### DIRECTION
Look through the material and copy each line holding "screenshot".

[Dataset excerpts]
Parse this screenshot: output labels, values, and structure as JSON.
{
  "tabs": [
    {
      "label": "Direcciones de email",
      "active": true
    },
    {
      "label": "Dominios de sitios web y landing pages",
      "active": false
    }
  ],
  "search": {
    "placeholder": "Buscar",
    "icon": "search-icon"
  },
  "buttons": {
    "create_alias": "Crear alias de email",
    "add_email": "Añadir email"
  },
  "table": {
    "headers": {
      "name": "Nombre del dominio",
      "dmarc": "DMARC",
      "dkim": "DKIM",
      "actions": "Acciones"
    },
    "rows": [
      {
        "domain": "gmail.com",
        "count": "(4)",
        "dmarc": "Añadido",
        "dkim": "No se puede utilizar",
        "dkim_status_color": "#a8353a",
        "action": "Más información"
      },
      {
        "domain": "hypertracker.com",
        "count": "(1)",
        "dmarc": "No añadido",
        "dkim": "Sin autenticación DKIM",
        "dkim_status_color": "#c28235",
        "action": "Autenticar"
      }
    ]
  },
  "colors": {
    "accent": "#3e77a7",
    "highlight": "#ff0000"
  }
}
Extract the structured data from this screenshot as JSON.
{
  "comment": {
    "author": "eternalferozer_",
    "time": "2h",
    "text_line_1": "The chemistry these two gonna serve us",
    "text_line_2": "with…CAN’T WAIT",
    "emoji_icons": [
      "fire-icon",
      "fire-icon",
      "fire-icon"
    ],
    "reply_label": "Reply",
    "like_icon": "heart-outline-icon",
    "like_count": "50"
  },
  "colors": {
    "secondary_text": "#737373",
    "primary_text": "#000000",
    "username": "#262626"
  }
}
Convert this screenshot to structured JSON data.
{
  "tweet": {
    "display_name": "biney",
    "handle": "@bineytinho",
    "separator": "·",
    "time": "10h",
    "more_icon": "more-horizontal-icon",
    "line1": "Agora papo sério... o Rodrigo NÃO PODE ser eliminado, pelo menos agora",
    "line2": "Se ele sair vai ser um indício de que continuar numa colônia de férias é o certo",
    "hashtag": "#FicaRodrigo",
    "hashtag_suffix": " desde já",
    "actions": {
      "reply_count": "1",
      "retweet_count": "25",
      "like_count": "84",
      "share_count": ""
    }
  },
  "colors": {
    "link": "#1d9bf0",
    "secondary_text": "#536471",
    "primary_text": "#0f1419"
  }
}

### EXERCISE RESULT
Parse this screenshot: output labels, values, and structure as JSON.
Extract the structured data from this screenshot as JSON.
Convert this screenshot to structured JSON data.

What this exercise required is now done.